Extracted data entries

# # #

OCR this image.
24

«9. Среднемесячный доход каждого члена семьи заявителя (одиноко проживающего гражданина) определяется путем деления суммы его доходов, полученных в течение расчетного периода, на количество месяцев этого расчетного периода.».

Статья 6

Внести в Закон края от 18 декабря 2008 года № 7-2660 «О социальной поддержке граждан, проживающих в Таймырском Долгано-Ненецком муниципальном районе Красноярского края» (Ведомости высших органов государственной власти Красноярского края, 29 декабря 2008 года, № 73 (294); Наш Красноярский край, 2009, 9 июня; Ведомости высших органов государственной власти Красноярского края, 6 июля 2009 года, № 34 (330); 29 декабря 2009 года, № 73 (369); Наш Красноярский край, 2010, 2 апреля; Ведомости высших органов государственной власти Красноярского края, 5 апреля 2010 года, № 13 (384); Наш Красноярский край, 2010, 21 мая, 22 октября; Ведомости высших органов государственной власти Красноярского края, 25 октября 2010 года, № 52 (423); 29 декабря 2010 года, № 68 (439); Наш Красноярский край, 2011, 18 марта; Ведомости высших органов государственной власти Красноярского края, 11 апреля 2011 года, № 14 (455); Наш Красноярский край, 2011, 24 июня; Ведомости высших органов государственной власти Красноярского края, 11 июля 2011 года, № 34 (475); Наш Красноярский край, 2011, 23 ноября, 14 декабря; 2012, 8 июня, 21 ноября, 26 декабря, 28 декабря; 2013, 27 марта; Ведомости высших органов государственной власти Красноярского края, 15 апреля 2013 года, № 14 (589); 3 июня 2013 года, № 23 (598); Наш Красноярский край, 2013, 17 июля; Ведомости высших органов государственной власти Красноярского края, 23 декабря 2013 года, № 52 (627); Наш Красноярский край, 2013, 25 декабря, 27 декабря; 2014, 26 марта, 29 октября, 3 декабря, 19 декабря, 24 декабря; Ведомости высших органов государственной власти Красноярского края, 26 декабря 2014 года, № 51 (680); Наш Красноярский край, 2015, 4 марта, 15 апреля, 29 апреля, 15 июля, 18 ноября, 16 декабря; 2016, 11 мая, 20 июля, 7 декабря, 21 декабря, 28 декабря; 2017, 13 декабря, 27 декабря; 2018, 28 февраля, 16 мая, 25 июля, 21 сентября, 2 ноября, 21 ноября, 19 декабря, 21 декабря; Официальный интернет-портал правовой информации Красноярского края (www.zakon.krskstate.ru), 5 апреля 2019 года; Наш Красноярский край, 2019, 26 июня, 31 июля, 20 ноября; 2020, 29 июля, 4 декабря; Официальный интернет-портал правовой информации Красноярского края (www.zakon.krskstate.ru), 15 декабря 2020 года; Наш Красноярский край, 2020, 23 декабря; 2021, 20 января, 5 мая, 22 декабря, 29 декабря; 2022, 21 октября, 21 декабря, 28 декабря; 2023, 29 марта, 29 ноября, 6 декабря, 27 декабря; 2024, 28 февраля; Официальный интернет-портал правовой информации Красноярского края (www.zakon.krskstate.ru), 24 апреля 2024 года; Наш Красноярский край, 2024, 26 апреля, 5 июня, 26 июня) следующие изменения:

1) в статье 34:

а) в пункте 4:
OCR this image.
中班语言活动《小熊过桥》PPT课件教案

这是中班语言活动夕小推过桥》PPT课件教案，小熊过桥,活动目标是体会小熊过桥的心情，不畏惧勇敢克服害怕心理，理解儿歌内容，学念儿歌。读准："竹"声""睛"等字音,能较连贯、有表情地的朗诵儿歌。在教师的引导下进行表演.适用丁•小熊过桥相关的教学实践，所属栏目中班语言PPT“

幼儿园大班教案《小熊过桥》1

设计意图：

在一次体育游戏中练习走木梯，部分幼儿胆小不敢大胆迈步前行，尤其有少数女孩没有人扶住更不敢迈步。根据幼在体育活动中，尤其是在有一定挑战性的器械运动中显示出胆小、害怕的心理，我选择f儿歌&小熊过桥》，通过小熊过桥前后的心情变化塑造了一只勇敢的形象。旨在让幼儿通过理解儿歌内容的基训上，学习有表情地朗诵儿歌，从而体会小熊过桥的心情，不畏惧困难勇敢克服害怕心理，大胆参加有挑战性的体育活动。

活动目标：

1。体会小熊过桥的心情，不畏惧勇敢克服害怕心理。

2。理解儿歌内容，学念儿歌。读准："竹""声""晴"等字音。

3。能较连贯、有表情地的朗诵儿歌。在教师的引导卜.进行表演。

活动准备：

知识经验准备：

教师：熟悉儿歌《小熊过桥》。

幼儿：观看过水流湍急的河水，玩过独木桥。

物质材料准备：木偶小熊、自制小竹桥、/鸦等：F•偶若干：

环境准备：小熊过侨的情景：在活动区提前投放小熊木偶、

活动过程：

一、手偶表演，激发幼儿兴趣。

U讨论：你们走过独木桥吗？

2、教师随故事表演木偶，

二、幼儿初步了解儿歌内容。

# # #

### WORK TO COMPLETE
Find all the lines containing "学念儿歌" in the material, then copy them.

### WRITTEN ANSWER
这是中班语言活动夕小推过桥》PPT课件教案，小熊过桥,活动目标是体会小熊过桥的心情，不畏惧勇敢克服害怕心理，理解儿歌内容，学念儿歌。读准："竹"声""睛"等字音,能较连贯、有表情地的朗诵儿歌。在教师的引导下进行表演.适用丁•小熊过桥相关的教学实践，所属栏目中班语言PPT“
2。理解儿歌内容，学念儿歌。读准："竹""声""晴"等字音。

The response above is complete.